- _What needs to be done_
Images should be left out, and everything else in the listing reproduced exactly.

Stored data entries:

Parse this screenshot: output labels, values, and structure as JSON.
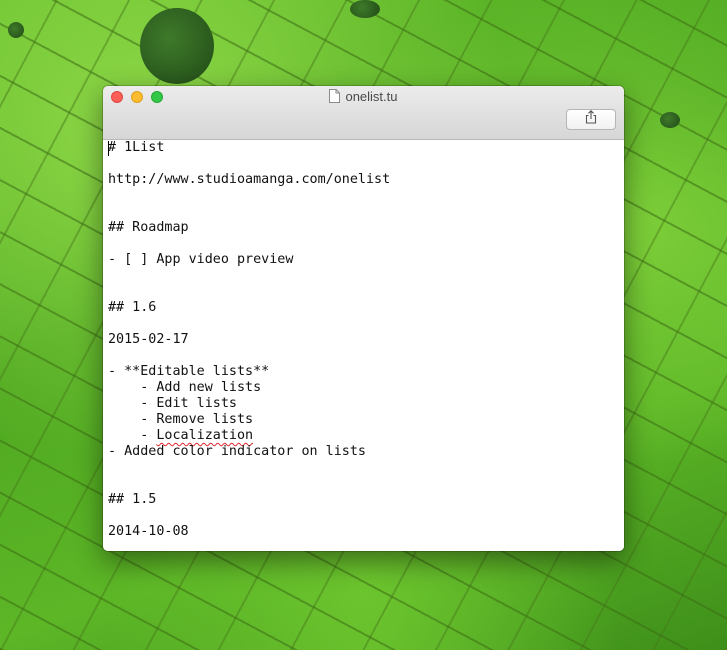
{
  "window": {
    "title": "onelist.tu"
  },
  "editor": {
    "lines": [
      "# 1List",
      "",
      "http://www.studioamanga.com/onelist",
      "",
      "",
      "## Roadmap",
      "",
      "- [ ] App video preview",
      "",
      "",
      "## 1.6",
      "",
      "2015-02-17",
      "",
      "- **Editable lists**",
      "    - Add new lists",
      "    - Edit lists",
      "    - Remove lists",
      "    - ",
      "- Added color indicator on lists",
      "",
      "",
      "## 1.5",
      "",
      "2014-10-08"
    ],
    "misspelled_word": "Localization"
  },
  "colors": {
    "close": "#fc5f57",
    "minimize": "#fdbc2e",
    "zoom": "#33c748",
    "spellcheck_underline": "#e0262c"
  },
  "icons": {
    "title_icon": "document-icon",
    "share_icon": "share-icon"
  }
}
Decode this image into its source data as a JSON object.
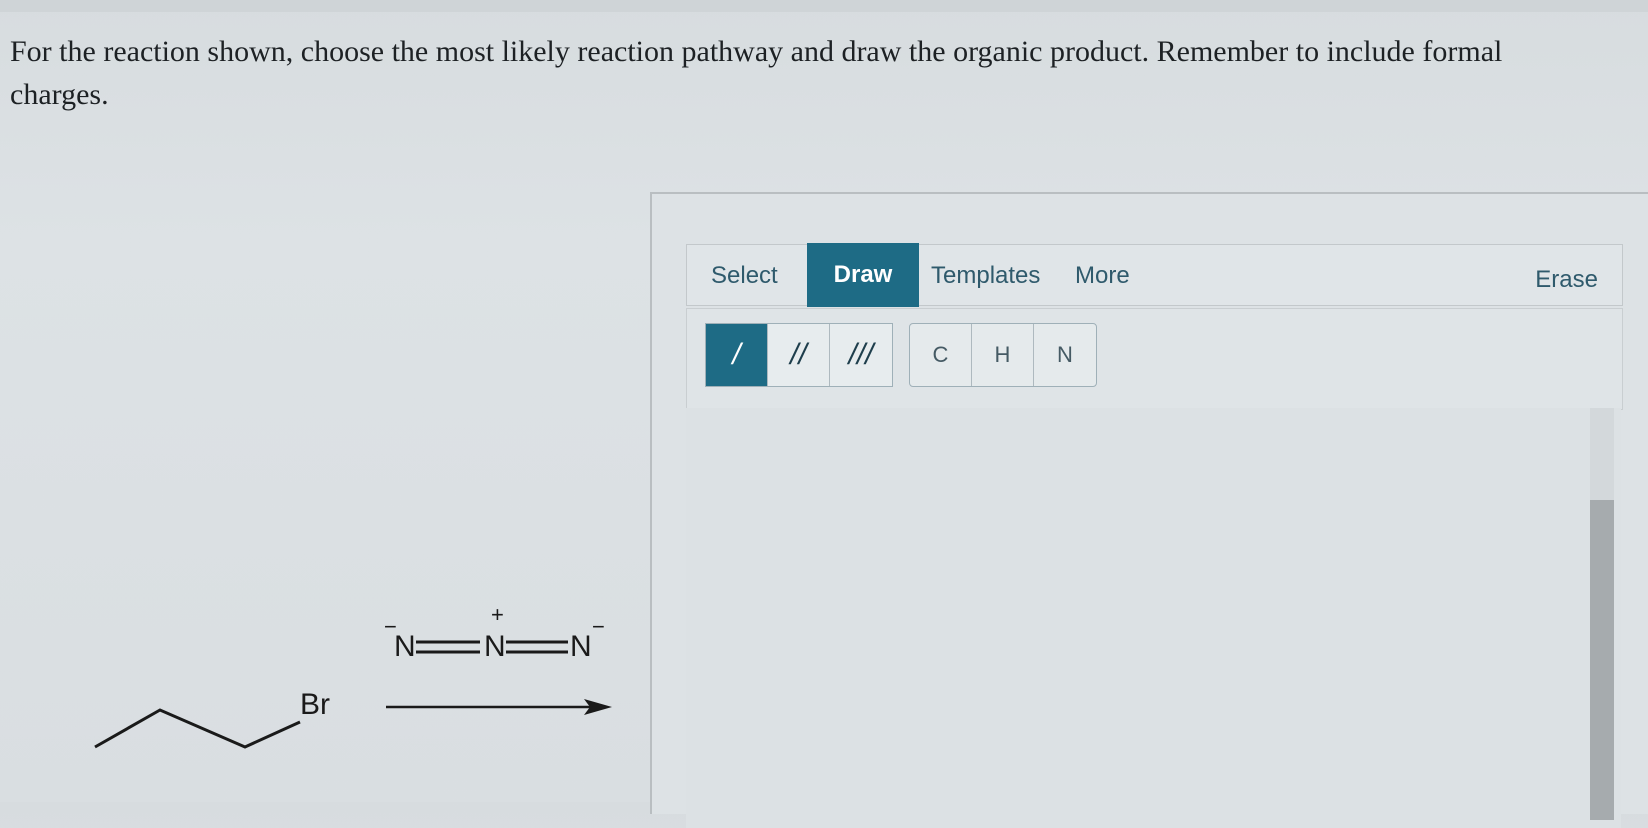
{
  "question": {
    "text": "For the reaction shown, choose the most likely reaction pathway and draw the organic product. Remember to include formal charges."
  },
  "reaction": {
    "substrate_label": "Br",
    "reagent": {
      "left_atom": "N",
      "center_atom": "N",
      "right_atom": "N",
      "left_charge": "−",
      "center_charge": "+",
      "right_charge": "−"
    }
  },
  "toolbar": {
    "tabs": {
      "select": "Select",
      "draw": "Draw",
      "templates": "Templates",
      "more": "More",
      "erase": "Erase"
    },
    "active_tab": "Draw"
  },
  "bond_tools": [
    {
      "label": "/",
      "name": "single-bond",
      "active": true
    },
    {
      "label": "//",
      "name": "double-bond",
      "active": false
    },
    {
      "label": "///",
      "name": "triple-bond",
      "active": false
    }
  ],
  "atom_tools": [
    "C",
    "H",
    "N"
  ],
  "colors": {
    "accent": "#1e6b85",
    "tab_text": "#2f5a6c",
    "background": "#dde2e5"
  }
}
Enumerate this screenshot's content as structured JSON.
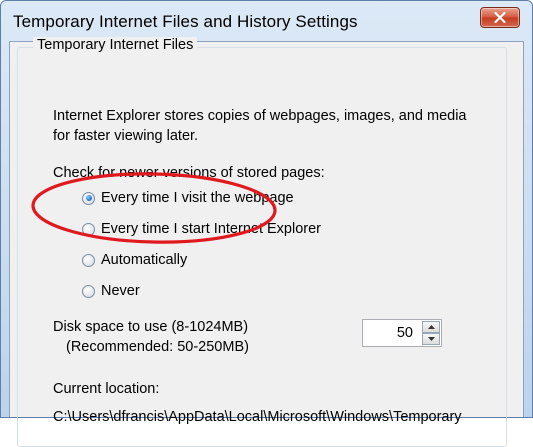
{
  "window": {
    "title": "Temporary Internet Files and History Settings"
  },
  "group": {
    "legend": "Temporary Internet Files",
    "description_line1": "Internet Explorer stores copies of webpages, images, and media",
    "description_line2": "for faster viewing later."
  },
  "check_newer": {
    "label": "Check for newer versions of stored pages:",
    "options": [
      {
        "label": "Every time I visit the webpage",
        "checked": true
      },
      {
        "label": "Every time I start Internet Explorer",
        "checked": false
      },
      {
        "label": "Automatically",
        "checked": false
      },
      {
        "label": "Never",
        "checked": false
      }
    ]
  },
  "disk_space": {
    "label_line1": "Disk space to use (8-1024MB)",
    "label_line2": "(Recommended: 50-250MB)",
    "value": "50"
  },
  "location": {
    "label": "Current location:",
    "path": "C:\\Users\\dfrancis\\AppData\\Local\\Microsoft\\Windows\\Temporary"
  },
  "colors": {
    "highlight_ellipse": "#e0191f",
    "radio_checked": "#1d6fc6"
  }
}
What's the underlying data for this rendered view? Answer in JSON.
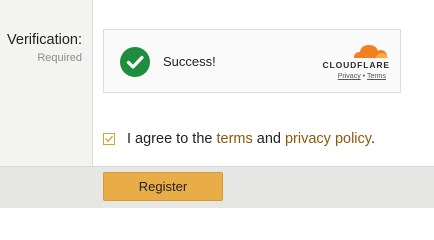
{
  "form": {
    "verification_label": "Verification:",
    "required_label": "Required"
  },
  "captcha": {
    "status_text": "Success!",
    "status_icon": "check-circle-icon",
    "brand": "CLOUDFLARE",
    "privacy_link": "Privacy",
    "separator": "•",
    "terms_link": "Terms",
    "colors": {
      "success": "#1e8e3e",
      "brand_orange": "#f38020"
    }
  },
  "agreement": {
    "checked": true,
    "text_prefix": "I agree to the ",
    "terms_link": "terms",
    "text_middle": " and ",
    "privacy_link": "privacy policy",
    "text_suffix": "."
  },
  "actions": {
    "register_label": "Register",
    "accent_color": "#e8ad47"
  }
}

- _The completed task_
Parse this screenshot: output labels, values, and structure as JSON.
{
  "window": {
    "title": "onelist.tu"
  },
  "editor": {
    "lines": [
      "# 1List",
      "",
      "http://www.studioamanga.com/onelist",
      "",
      "",
      "## Roadmap",
      "",
      "- [ ] App video preview",
      "",
      "",
      "## 1.6",
      "",
      "2015-02-17",
      "",
      "- **Editable lists**",
      "    - Add new lists",
      "    - Edit lists",
      "    - Remove lists",
      "    - ",
      "- Added color indicator on lists",
      "",
      "",
      "## 1.5",
      "",
      "2014-10-08"
    ],
    "misspelled_word": "Localization"
  },
  "colors": {
    "close": "#fc5f57",
    "minimize": "#fdbc2e",
    "zoom": "#33c748",
    "spellcheck_underline": "#e0262c"
  },
  "icons": {
    "title_icon": "document-icon",
    "share_icon": "share-icon"
  }
}
Decode this image into its source data as a JSON object.
{
  "question": {
    "text": "For the reaction shown, choose the most likely reaction pathway and draw the organic product. Remember to include formal charges."
  },
  "reaction": {
    "substrate_label": "Br",
    "reagent": {
      "left_atom": "N",
      "center_atom": "N",
      "right_atom": "N",
      "left_charge": "−",
      "center_charge": "+",
      "right_charge": "−"
    }
  },
  "toolbar": {
    "tabs": {
      "select": "Select",
      "draw": "Draw",
      "templates": "Templates",
      "more": "More",
      "erase": "Erase"
    },
    "active_tab": "Draw"
  },
  "bond_tools": [
    {
      "label": "/",
      "name": "single-bond",
      "active": true
    },
    {
      "label": "//",
      "name": "double-bond",
      "active": false
    },
    {
      "label": "///",
      "name": "triple-bond",
      "active": false
    }
  ],
  "atom_tools": [
    "C",
    "H",
    "N"
  ],
  "colors": {
    "accent": "#1e6b85",
    "tab_text": "#2f5a6c",
    "background": "#dde2e5"
  }
}
Enumerate this screenshot's content as structured JSON.
{
  "window": {
    "title": "Temporary Internet Files and History Settings"
  },
  "group": {
    "legend": "Temporary Internet Files",
    "description_line1": "Internet Explorer stores copies of webpages, images, and media",
    "description_line2": "for faster viewing later."
  },
  "check_newer": {
    "label": "Check for newer versions of stored pages:",
    "options": [
      {
        "label": "Every time I visit the webpage",
        "checked": true
      },
      {
        "label": "Every time I start Internet Explorer",
        "checked": false
      },
      {
        "label": "Automatically",
        "checked": false
      },
      {
        "label": "Never",
        "checked": false
      }
    ]
  },
  "disk_space": {
    "label_line1": "Disk space to use (8-1024MB)",
    "label_line2": "(Recommended: 50-250MB)",
    "value": "50"
  },
  "location": {
    "label": "Current location:",
    "path": "C:\\Users\\dfrancis\\AppData\\Local\\Microsoft\\Windows\\Temporary"
  },
  "colors": {
    "highlight_ellipse": "#e0191f",
    "radio_checked": "#1d6fc6"
  }
}
What's the underlying data for this rendered view? Answer in JSON.
{
  "form": {
    "verification_label": "Verification:",
    "required_label": "Required"
  },
  "captcha": {
    "status_text": "Success!",
    "status_icon": "check-circle-icon",
    "brand": "CLOUDFLARE",
    "privacy_link": "Privacy",
    "separator": "•",
    "terms_link": "Terms",
    "colors": {
      "success": "#1e8e3e",
      "brand_orange": "#f38020"
    }
  },
  "agreement": {
    "checked": true,
    "text_prefix": "I agree to the ",
    "terms_link": "terms",
    "text_middle": " and ",
    "privacy_link": "privacy policy",
    "text_suffix": "."
  },
  "actions": {
    "register_label": "Register",
    "accent_color": "#e8ad47"
  }
}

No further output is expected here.